### TASK DIRECTIONS
Restate the records below word for word.

### EXERCISE INPUT

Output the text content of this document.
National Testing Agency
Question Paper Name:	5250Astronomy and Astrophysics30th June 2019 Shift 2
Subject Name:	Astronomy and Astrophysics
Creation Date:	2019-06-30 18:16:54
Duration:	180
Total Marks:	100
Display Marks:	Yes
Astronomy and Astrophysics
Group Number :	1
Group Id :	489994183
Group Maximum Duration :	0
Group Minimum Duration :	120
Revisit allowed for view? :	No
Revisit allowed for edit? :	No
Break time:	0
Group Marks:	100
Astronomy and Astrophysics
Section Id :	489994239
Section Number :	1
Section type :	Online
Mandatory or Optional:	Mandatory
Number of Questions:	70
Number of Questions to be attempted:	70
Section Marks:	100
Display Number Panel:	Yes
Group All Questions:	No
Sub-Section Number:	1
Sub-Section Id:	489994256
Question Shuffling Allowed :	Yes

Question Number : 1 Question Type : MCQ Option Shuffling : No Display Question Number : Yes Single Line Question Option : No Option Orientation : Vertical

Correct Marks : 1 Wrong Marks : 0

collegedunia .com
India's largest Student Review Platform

### SOLVED EXERCISE
Output the text content of this document.
National Testing Agency
Question Paper Name:	5250Astronomy and Astrophysics30th June 2019 Shift 2
Subject Name:	Astronomy and Astrophysics
Creation Date:	2019-06-30 18:16:54
Duration:	180
Total Marks:	100
Display Marks:	Yes
Astronomy and Astrophysics
Group Number :	1
Group Id :	489994183
Group Maximum Duration :	0
Group Minimum Duration :	120
Revisit allowed for view? :	No
Revisit allowed for edit? :	No
Break time:	0
Group Marks:	100
Astronomy and Astrophysics
Section Id :	489994239
Section Number :	1
Section type :	Online
Mandatory or Optional:	Mandatory
Number of Questions:	70
Number of Questions to be attempted:	70
Section Marks:	100
Display Number Panel:	Yes
Group All Questions:	No
Sub-Section Number:	1
Sub-Section Id:	489994256
Question Shuffling Allowed :	Yes

Question Number : 1 Question Type : MCQ Option Shuffling : No Display Question Number : Yes Single Line Question Option : No Option Orientation : Vertical

Correct Marks : 1 Wrong Marks : 0

collegedunia .com
India's largest Student Review Platform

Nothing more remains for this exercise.